> Assigned task: Please filter the entries for the word "this" and copy every line that has it.

━━━━━━━━━━

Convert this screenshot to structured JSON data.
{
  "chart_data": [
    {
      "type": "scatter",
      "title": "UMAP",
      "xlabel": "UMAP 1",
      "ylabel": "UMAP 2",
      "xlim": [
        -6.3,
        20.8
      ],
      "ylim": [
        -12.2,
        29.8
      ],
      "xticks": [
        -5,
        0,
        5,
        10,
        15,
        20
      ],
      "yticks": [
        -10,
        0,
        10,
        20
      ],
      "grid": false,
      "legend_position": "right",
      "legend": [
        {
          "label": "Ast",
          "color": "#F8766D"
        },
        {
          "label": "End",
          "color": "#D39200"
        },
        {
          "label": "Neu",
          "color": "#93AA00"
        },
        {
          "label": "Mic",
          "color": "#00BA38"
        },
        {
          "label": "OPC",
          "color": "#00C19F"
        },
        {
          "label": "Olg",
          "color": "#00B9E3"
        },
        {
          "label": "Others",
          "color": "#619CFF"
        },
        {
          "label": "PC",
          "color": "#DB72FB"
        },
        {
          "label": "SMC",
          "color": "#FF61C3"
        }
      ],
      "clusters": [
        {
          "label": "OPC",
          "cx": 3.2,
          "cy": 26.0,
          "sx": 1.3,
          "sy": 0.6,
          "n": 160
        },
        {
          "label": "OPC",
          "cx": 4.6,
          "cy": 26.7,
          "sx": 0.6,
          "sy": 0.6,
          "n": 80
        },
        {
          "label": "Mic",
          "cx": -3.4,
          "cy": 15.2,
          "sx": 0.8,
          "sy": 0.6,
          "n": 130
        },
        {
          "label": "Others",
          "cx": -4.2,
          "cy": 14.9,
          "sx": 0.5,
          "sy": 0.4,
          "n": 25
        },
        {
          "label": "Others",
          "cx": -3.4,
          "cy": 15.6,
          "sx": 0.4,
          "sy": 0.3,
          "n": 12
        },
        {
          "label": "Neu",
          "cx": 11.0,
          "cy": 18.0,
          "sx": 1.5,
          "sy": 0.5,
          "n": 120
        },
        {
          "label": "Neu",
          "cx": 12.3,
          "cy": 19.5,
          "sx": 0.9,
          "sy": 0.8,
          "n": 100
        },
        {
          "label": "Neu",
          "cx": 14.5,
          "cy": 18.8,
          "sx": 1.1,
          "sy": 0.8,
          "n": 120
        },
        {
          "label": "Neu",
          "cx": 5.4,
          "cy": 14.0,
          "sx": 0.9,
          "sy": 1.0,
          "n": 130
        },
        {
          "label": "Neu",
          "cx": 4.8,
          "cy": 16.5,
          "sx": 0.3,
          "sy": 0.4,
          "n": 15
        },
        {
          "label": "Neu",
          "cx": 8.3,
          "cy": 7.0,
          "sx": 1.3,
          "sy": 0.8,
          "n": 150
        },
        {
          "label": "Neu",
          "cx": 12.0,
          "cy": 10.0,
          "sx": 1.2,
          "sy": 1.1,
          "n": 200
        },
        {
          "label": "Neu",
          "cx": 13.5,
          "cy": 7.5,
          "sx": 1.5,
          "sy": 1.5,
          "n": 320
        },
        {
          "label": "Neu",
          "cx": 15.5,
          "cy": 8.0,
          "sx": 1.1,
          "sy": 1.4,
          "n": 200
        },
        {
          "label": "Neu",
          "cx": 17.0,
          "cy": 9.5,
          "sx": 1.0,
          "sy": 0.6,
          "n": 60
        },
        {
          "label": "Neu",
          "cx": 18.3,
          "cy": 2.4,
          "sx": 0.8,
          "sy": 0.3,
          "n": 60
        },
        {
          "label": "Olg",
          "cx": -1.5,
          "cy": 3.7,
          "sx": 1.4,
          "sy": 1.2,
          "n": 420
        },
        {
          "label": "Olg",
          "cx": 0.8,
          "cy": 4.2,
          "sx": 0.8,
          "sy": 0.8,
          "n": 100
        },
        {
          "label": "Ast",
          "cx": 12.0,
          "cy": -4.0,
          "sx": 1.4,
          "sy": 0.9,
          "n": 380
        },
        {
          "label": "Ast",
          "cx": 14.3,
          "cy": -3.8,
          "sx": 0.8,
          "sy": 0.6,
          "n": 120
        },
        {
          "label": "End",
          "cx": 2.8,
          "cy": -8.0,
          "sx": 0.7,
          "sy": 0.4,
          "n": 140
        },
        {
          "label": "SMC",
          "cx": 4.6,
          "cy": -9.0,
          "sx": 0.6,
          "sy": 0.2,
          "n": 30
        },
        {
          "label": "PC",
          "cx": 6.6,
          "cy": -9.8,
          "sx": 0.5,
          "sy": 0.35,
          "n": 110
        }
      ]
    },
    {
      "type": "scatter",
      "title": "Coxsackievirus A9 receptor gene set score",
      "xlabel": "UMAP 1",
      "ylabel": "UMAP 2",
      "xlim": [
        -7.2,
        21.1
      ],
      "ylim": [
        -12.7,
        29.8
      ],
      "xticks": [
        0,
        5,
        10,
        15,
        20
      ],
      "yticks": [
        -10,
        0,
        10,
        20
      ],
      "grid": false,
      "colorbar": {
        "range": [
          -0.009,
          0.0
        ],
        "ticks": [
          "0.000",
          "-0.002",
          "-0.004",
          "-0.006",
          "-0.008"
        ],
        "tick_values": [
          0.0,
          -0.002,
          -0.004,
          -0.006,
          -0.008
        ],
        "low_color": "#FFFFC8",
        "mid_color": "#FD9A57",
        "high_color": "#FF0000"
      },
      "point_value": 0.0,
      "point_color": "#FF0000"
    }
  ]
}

━━━━━━━━━━

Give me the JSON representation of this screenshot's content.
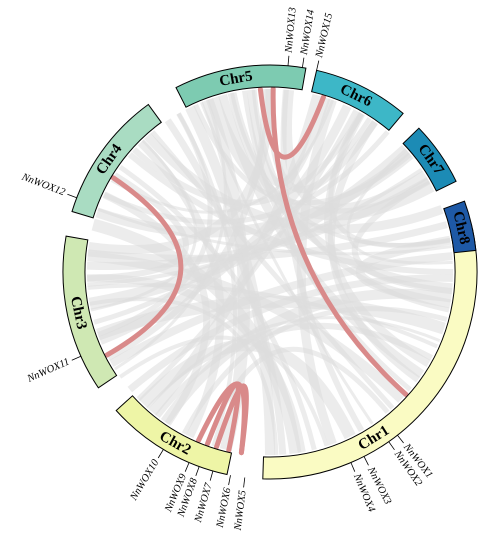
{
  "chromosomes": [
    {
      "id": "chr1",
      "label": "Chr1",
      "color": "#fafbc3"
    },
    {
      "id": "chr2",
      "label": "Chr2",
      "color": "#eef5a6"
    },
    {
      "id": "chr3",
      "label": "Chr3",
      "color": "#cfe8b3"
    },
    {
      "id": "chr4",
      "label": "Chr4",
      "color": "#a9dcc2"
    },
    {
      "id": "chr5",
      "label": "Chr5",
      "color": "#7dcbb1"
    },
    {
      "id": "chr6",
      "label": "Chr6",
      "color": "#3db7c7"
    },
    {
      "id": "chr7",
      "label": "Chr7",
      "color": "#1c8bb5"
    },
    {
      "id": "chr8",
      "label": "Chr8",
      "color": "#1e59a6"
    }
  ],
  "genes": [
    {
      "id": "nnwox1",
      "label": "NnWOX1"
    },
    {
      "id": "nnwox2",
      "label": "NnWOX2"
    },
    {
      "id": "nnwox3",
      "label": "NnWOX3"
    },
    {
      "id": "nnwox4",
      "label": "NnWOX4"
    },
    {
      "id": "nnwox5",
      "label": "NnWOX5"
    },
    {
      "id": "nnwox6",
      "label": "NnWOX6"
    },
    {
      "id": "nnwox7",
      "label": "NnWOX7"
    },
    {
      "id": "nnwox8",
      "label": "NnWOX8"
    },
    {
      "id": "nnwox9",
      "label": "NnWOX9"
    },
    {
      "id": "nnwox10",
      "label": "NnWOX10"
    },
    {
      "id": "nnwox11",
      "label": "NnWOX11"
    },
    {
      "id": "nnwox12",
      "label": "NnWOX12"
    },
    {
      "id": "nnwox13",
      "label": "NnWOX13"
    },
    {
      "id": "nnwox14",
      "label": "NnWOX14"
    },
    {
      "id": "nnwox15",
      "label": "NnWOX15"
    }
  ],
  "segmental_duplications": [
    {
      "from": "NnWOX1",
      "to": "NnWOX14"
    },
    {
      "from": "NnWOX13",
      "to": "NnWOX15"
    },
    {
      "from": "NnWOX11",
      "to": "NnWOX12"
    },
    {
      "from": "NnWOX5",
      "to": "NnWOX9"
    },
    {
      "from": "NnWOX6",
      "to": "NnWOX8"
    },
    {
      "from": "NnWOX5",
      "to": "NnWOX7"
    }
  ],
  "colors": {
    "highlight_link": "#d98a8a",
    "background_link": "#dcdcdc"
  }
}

━━━━━━━━━━

> The answer:
Convert this screenshot to structured JSON data.
Give me the JSON representation of this screenshot's content.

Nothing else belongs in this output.